* Start The input *
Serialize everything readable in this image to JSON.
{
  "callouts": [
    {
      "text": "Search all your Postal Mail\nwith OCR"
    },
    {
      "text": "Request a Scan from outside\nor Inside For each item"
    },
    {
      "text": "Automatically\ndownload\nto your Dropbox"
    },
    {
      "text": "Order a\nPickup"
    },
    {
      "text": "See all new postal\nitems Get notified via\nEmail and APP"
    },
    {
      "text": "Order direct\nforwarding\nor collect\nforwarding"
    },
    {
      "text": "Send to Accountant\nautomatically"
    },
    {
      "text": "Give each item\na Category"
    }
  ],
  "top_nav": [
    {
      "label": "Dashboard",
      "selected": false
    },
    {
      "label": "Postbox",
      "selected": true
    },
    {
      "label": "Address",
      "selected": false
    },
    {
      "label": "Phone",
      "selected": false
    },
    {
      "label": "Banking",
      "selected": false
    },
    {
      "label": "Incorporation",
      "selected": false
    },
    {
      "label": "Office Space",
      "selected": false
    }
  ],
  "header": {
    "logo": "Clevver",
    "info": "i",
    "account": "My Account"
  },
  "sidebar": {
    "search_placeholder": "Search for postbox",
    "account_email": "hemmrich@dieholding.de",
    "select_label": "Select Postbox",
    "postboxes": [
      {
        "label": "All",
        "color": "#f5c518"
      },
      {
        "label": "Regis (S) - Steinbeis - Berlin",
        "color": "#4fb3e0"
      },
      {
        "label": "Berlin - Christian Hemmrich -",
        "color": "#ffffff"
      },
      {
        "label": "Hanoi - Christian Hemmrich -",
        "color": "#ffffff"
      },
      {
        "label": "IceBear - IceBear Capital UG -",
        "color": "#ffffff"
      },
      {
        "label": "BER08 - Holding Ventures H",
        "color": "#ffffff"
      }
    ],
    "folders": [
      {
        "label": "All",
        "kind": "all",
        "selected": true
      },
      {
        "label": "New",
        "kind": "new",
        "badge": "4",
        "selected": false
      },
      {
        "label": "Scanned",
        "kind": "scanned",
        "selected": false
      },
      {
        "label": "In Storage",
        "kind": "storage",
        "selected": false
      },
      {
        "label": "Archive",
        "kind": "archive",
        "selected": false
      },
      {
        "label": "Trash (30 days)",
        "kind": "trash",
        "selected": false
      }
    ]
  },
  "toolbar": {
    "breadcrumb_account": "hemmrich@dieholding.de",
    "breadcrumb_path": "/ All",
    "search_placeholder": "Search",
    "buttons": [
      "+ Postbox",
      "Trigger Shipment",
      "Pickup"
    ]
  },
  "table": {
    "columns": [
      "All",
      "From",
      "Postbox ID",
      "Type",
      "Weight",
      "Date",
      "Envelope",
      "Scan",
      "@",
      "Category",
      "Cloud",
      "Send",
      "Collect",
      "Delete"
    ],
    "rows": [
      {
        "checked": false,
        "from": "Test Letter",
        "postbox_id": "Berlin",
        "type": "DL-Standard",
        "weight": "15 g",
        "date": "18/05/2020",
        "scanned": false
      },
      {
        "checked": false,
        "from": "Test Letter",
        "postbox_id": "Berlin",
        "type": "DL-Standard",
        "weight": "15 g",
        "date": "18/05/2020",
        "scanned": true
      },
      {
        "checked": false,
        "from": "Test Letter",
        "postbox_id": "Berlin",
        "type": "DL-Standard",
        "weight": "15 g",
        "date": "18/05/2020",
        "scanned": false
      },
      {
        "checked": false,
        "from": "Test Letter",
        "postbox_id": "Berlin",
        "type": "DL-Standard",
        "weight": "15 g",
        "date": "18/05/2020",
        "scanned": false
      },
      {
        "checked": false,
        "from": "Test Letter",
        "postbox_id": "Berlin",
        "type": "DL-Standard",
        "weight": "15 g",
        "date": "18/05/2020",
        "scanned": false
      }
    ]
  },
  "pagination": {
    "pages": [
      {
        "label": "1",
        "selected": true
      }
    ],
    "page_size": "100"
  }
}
* End The input *
Output every record above exactly as it appears.

**Answer to this exercise**
Serialize everything readable in this image to JSON.
{
  "callouts": [
    {
      "text": "Search all your Postal Mail\nwith OCR"
    },
    {
      "text": "Request a Scan from outside\nor Inside For each item"
    },
    {
      "text": "Automatically\ndownload\nto your Dropbox"
    },
    {
      "text": "Order a\nPickup"
    },
    {
      "text": "See all new postal\nitems Get notified via\nEmail and APP"
    },
    {
      "text": "Order direct\nforwarding\nor collect\nforwarding"
    },
    {
      "text": "Send to Accountant\nautomatically"
    },
    {
      "text": "Give each item\na Category"
    }
  ],
  "top_nav": [
    {
      "label": "Dashboard",
      "selected": false
    },
    {
      "label": "Postbox",
      "selected": true
    },
    {
      "label": "Address",
      "selected": false
    },
    {
      "label": "Phone",
      "selected": false
    },
    {
      "label": "Banking",
      "selected": false
    },
    {
      "label": "Incorporation",
      "selected": false
    },
    {
      "label": "Office Space",
      "selected": false
    }
  ],
  "header": {
    "logo": "Clevver",
    "info": "i",
    "account": "My Account"
  },
  "sidebar": {
    "search_placeholder": "Search for postbox",
    "account_email": "hemmrich@dieholding.de",
    "select_label": "Select Postbox",
    "postboxes": [
      {
        "label": "All",
        "color": "#f5c518"
      },
      {
        "label": "Regis (S) - Steinbeis - Berlin",
        "color": "#4fb3e0"
      },
      {
        "label": "Berlin - Christian Hemmrich -",
        "color": "#ffffff"
      },
      {
        "label": "Hanoi - Christian Hemmrich -",
        "color": "#ffffff"
      },
      {
        "label": "IceBear - IceBear Capital UG -",
        "color": "#ffffff"
      },
      {
        "label": "BER08 - Holding Ventures H",
        "color": "#ffffff"
      }
    ],
    "folders": [
      {
        "label": "All",
        "kind": "all",
        "selected": true
      },
      {
        "label": "New",
        "kind": "new",
        "badge": "4",
        "selected": false
      },
      {
        "label": "Scanned",
        "kind": "scanned",
        "selected": false
      },
      {
        "label": "In Storage",
        "kind": "storage",
        "selected": false
      },
      {
        "label": "Archive",
        "kind": "archive",
        "selected": false
      },
      {
        "label": "Trash (30 days)",
        "kind": "trash",
        "selected": false
      }
    ]
  },
  "toolbar": {
    "breadcrumb_account": "hemmrich@dieholding.de",
    "breadcrumb_path": "/ All",
    "search_placeholder": "Search",
    "buttons": [
      "+ Postbox",
      "Trigger Shipment",
      "Pickup"
    ]
  },
  "table": {
    "columns": [
      "All",
      "From",
      "Postbox ID",
      "Type",
      "Weight",
      "Date",
      "Envelope",
      "Scan",
      "@",
      "Category",
      "Cloud",
      "Send",
      "Collect",
      "Delete"
    ],
    "rows": [
      {
        "checked": false,
        "from": "Test Letter",
        "postbox_id": "Berlin",
        "type": "DL-Standard",
        "weight": "15 g",
        "date": "18/05/2020",
        "scanned": false
      },
      {
        "checked": false,
        "from": "Test Letter",
        "postbox_id": "Berlin",
        "type": "DL-Standard",
        "weight": "15 g",
        "date": "18/05/2020",
        "scanned": true
      },
      {
        "checked": false,
        "from": "Test Letter",
        "postbox_id": "Berlin",
        "type": "DL-Standard",
        "weight": "15 g",
        "date": "18/05/2020",
        "scanned": false
      },
      {
        "checked": false,
        "from": "Test Letter",
        "postbox_id": "Berlin",
        "type": "DL-Standard",
        "weight": "15 g",
        "date": "18/05/2020",
        "scanned": false
      },
      {
        "checked": false,
        "from": "Test Letter",
        "postbox_id": "Berlin",
        "type": "DL-Standard",
        "weight": "15 g",
        "date": "18/05/2020",
        "scanned": false
      }
    ]
  },
  "pagination": {
    "pages": [
      {
        "label": "1",
        "selected": true
      }
    ],
    "page_size": "100"
  }
}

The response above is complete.